◆ **TO DO**: Each entry below should be echoed exactly, with pictures omitted.

Dataset items

= = = = = = =

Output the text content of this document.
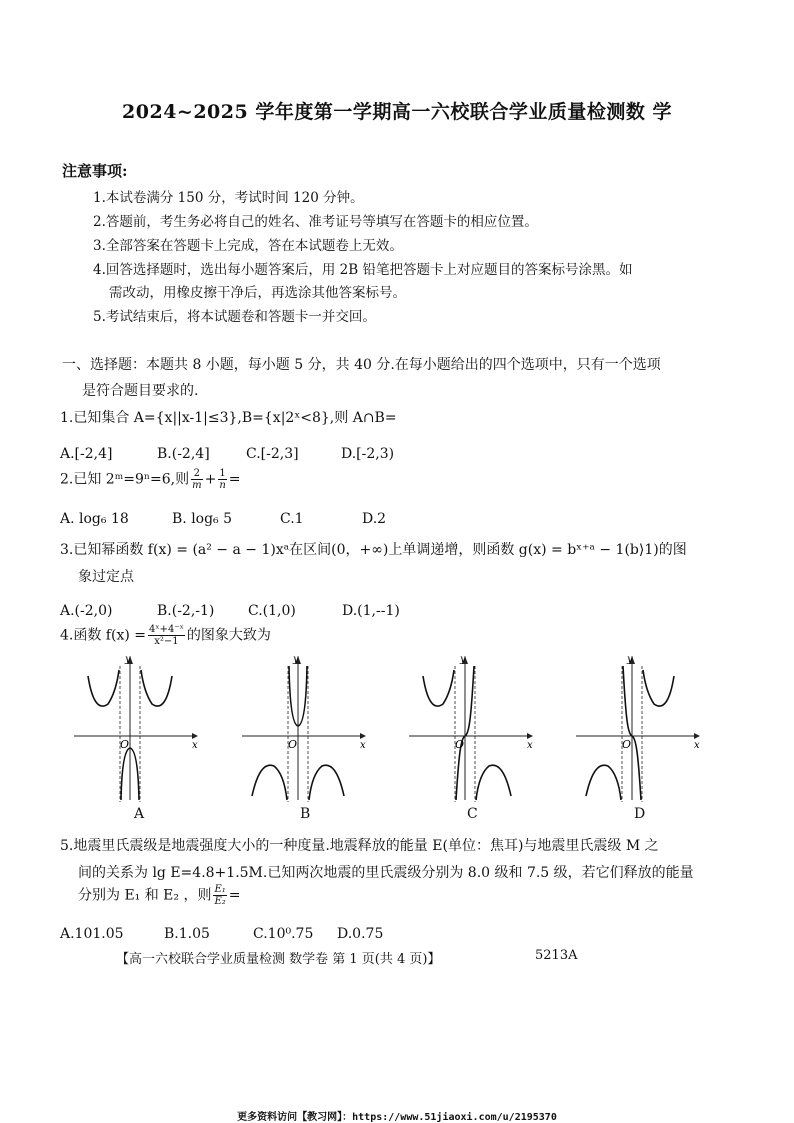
2024~2025 学年度第一学期高一六校联合学业质量检测数 学
注意事项:
1.本试卷满分 150 分，考试时间 120 分钟。
2.答题前，考生务必将自己的姓名、准考证号等填写在答题卡的相应位置。
3.全部答案在答题卡上完成，答在本试题卷上无效。
4.回答选择题时，选出每小题答案后，用 2B 铅笔把答题卡上对应题目的答案标号涂黑。如
需改动，用橡皮擦干净后，再选涂其他答案标号。
5.考试结束后，将本试题卷和答题卡一并交回。
一、选择题：本题共 8 小题，每小题 5 分，共 40 分.在每小题给出的四个选项中，只有一个选项
是符合题目要求的.
1.已知集合 A={x||x-1|≤3},B={x|2ˣ<8},则 A∩B=
A.[-2,4]	B.(-2,4]	C.[-2,3]	D.[-2,3)
2.已知 2ᵐ=9ⁿ=6,则 $\frac{2}{m} + \frac{1}{n}$ =
A. log₆ 18	B. log₆ 5	C.1	D.2
3.已知幂函数 f(x) = (a² − a − 1)xᵃ在区间(0，+∞)上单调递增，则函数 g(x) = bˣ⁺ᵃ − 1(b⟩1)的图
象过定点
A.(-2,0)	B.(-2,-1) C.(1,0)	D.(1,--1)
4.函数 $f(x) = \frac{\text{4ˣ+4⁻ˣ}}{\text{x²−1}}$ 的图象大致为
y
x
O
A
y
x
O
B
y
x
O
C
y
x
O
D
5.地震里氏震级是地震强度大小的一种度量.地震释放的能量 E(单位：焦耳)与地震里氏震级 M 之
间的关系为 lg E=4.8+1.5M.已知两次地震的里氏震级分别为 8.0 级和 7.5 级，若它们释放的能量
分别为 E₁ 和 E₂ ，则 $\frac{\text{E₁}}{\text{E₂}}$ =
A.101.05	B.1.05	C.10⁰.75 D.0.75
【高一六校联合学业质量检测 数学卷 第 1 页(共 4 页)】	5213A
更多资料访问【教习网】：https://www.51jiaoxi.com/u/2195370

= = = = = = =

◆ **COMPLETE ANSWER**:
Output the text content of this document.
2024~2025 学年度第一学期高一六校联合学业质量检测数 学
注意事项:
1.本试卷满分 150 分，考试时间 120 分钟。
2.答题前，考生务必将自己的姓名、准考证号等填写在答题卡的相应位置。
3.全部答案在答题卡上完成，答在本试题卷上无效。
4.回答选择题时，选出每小题答案后，用 2B 铅笔把答题卡上对应题目的答案标号涂黑。如
需改动，用橡皮擦干净后，再选涂其他答案标号。
5.考试结束后，将本试题卷和答题卡一并交回。
一、选择题：本题共 8 小题，每小题 5 分，共 40 分.在每小题给出的四个选项中，只有一个选项
是符合题目要求的.
1.已知集合 A={x||x-1|≤3},B={x|2ˣ<8},则 A∩B=
A.[-2,4]	B.(-2,4]	C.[-2,3]	D.[-2,3)
2.已知 2ᵐ=9ⁿ=6,则 $\frac{2}{m} + \frac{1}{n}$ =
A. log₆ 18	B. log₆ 5	C.1	D.2
3.已知幂函数 f(x) = (a² − a − 1)xᵃ在区间(0，+∞)上单调递增，则函数 g(x) = bˣ⁺ᵃ − 1(b⟩1)的图
象过定点
A.(-2,0)	B.(-2,-1) C.(1,0)	D.(1,--1)
4.函数 $f(x) = \frac{\text{4ˣ+4⁻ˣ}}{\text{x²−1}}$ 的图象大致为
y
x
O
A
y
x
O
B
y
x
O
C
y
x
O
D
5.地震里氏震级是地震强度大小的一种度量.地震释放的能量 E(单位：焦耳)与地震里氏震级 M 之
间的关系为 lg E=4.8+1.5M.已知两次地震的里氏震级分别为 8.0 级和 7.5 级，若它们释放的能量
分别为 E₁ 和 E₂ ，则 $\frac{\text{E₁}}{\text{E₂}}$ =
A.101.05	B.1.05	C.10⁰.75 D.0.75
【高一六校联合学业质量检测 数学卷 第 1 页(共 4 页)】	5213A
更多资料访问【教习网】：https://www.51jiaoxi.com/u/2195370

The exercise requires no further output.